Find how many lines in the data below include the word "list", then write only that number.

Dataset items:
>>>>

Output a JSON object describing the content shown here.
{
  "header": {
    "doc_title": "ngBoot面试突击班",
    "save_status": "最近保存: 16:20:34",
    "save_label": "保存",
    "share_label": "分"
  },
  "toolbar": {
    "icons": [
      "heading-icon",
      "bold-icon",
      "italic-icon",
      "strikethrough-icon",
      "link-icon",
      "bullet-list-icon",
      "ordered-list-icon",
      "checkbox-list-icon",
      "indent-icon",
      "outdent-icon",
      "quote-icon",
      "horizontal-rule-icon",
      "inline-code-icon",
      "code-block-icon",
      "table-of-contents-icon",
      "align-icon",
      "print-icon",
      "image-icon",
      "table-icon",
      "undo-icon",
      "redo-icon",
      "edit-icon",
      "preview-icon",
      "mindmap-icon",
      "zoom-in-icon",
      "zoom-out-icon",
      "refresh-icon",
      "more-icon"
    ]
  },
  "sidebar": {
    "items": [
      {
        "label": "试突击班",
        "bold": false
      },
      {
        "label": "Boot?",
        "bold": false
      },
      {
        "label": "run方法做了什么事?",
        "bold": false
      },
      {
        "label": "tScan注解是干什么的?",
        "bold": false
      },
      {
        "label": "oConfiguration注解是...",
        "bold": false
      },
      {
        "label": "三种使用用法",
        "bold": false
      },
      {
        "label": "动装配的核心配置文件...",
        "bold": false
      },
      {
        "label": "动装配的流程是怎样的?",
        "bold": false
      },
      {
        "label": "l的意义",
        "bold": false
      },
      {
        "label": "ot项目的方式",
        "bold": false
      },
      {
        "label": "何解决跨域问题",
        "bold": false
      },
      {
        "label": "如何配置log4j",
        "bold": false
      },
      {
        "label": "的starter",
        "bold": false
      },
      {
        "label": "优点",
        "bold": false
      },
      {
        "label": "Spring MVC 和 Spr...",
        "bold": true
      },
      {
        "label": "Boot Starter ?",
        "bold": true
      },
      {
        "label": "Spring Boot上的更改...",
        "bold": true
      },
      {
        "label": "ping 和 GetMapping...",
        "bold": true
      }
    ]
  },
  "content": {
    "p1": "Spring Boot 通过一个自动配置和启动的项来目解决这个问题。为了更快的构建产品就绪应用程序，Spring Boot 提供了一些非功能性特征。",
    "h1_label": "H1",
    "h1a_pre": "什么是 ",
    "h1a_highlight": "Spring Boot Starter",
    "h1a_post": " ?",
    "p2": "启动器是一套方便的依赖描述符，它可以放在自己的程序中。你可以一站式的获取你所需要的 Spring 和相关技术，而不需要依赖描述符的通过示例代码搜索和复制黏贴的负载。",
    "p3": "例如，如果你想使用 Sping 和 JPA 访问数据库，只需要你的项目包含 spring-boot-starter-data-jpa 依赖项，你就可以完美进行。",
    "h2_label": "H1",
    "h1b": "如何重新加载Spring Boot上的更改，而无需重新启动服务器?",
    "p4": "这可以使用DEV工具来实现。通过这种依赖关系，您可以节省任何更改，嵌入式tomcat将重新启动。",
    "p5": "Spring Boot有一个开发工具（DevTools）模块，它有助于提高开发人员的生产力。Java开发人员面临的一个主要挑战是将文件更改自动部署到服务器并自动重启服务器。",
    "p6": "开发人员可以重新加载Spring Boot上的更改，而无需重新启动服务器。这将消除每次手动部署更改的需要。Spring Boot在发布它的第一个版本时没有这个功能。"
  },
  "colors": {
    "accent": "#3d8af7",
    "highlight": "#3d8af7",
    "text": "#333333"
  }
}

<<<<

Reply:
3